***** Recorded information *****

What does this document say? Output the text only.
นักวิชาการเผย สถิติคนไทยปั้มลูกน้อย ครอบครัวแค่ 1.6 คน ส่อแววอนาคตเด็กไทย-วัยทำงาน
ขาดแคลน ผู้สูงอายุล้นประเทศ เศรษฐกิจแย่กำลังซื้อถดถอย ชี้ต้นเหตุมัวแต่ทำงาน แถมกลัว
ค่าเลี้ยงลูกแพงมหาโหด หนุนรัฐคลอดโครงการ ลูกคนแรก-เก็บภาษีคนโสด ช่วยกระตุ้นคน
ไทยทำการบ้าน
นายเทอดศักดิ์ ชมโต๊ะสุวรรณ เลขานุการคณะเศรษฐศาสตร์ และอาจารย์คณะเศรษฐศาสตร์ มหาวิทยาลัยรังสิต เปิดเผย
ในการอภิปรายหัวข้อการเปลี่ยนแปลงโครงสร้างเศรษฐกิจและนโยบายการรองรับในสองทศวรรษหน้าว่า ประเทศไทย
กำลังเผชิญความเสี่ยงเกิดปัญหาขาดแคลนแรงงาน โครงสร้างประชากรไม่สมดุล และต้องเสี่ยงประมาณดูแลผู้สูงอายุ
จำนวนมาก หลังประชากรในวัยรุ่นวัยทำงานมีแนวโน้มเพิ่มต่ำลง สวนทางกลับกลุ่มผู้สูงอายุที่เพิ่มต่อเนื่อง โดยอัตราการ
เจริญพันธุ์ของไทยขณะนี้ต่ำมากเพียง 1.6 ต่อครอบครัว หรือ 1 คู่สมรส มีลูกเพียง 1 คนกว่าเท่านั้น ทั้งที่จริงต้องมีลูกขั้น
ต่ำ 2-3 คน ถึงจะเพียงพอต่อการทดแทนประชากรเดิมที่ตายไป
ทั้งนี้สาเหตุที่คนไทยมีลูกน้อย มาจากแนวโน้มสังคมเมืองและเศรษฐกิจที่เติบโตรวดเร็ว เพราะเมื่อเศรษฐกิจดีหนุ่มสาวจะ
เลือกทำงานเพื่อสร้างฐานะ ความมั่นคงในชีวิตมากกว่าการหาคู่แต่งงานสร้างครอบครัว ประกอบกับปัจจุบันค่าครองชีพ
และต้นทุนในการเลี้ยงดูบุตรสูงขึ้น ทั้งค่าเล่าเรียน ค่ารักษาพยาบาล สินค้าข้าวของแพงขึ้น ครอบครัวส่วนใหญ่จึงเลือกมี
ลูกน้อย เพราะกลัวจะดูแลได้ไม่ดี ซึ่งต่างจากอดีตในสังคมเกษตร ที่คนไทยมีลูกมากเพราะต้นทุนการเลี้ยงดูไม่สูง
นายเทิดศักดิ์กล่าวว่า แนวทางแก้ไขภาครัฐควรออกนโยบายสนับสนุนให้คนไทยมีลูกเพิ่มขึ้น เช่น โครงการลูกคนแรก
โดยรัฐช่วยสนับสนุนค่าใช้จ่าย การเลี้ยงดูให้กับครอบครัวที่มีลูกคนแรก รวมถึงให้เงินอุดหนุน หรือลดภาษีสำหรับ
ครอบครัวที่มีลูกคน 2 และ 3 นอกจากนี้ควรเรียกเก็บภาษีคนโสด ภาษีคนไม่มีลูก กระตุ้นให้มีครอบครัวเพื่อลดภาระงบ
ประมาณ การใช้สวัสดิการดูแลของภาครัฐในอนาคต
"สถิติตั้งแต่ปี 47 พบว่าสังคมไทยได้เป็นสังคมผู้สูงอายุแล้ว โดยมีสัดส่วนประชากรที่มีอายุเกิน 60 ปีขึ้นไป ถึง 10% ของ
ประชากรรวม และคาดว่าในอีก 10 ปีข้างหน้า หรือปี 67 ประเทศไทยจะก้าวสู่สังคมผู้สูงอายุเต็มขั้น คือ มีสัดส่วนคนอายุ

*****

#### [Your objective]
Tally up the lines of the listing containing the word "และต". Give only the total.

#### [Finished answer]
2